┌────────
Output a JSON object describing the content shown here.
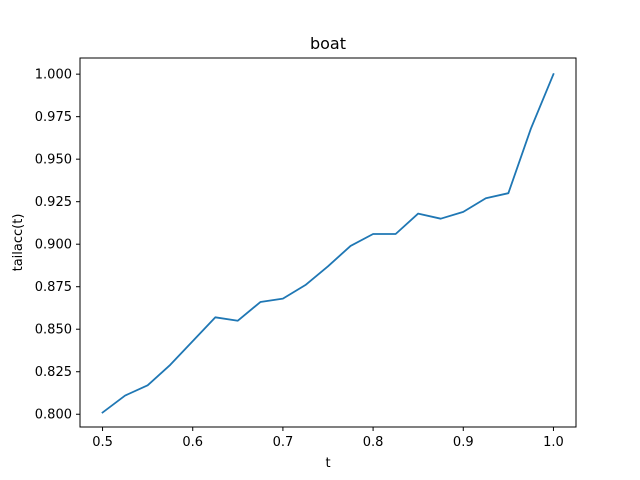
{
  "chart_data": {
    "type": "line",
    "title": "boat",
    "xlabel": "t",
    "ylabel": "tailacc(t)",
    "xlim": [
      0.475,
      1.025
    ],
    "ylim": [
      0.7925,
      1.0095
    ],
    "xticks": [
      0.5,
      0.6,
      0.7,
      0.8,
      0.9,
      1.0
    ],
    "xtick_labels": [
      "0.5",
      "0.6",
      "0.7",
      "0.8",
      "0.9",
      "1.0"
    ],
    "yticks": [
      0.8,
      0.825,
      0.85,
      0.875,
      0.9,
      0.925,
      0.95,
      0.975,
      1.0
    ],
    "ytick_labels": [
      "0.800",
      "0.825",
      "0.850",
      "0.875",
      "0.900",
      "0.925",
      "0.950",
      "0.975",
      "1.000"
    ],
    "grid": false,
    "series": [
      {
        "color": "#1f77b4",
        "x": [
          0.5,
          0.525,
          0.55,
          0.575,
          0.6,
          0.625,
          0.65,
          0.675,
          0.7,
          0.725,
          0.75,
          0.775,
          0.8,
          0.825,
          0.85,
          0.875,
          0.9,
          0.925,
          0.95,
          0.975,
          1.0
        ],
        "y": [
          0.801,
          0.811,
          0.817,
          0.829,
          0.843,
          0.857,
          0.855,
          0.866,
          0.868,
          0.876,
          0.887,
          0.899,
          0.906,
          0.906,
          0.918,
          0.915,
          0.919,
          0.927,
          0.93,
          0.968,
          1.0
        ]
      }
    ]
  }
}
└────────
_Exercise aim_
Reproduce all entries without any change, and omit the pictures.

_Answer below_
Output a JSON object describing the content shown here.
{
  "chart_data": {
    "type": "line",
    "title": "boat",
    "xlabel": "t",
    "ylabel": "tailacc(t)",
    "xlim": [
      0.475,
      1.025
    ],
    "ylim": [
      0.7925,
      1.0095
    ],
    "xticks": [
      0.5,
      0.6,
      0.7,
      0.8,
      0.9,
      1.0
    ],
    "xtick_labels": [
      "0.5",
      "0.6",
      "0.7",
      "0.8",
      "0.9",
      "1.0"
    ],
    "yticks": [
      0.8,
      0.825,
      0.85,
      0.875,
      0.9,
      0.925,
      0.95,
      0.975,
      1.0
    ],
    "ytick_labels": [
      "0.800",
      "0.825",
      "0.850",
      "0.875",
      "0.900",
      "0.925",
      "0.950",
      "0.975",
      "1.000"
    ],
    "grid": false,
    "series": [
      {
        "color": "#1f77b4",
        "x": [
          0.5,
          0.525,
          0.55,
          0.575,
          0.6,
          0.625,
          0.65,
          0.675,
          0.7,
          0.725,
          0.75,
          0.775,
          0.8,
          0.825,
          0.85,
          0.875,
          0.9,
          0.925,
          0.95,
          0.975,
          1.0
        ],
        "y": [
          0.801,
          0.811,
          0.817,
          0.829,
          0.843,
          0.857,
          0.855,
          0.866,
          0.868,
          0.876,
          0.887,
          0.899,
          0.906,
          0.906,
          0.918,
          0.915,
          0.919,
          0.927,
          0.93,
          0.968,
          1.0
        ]
      }
    ]
  }
}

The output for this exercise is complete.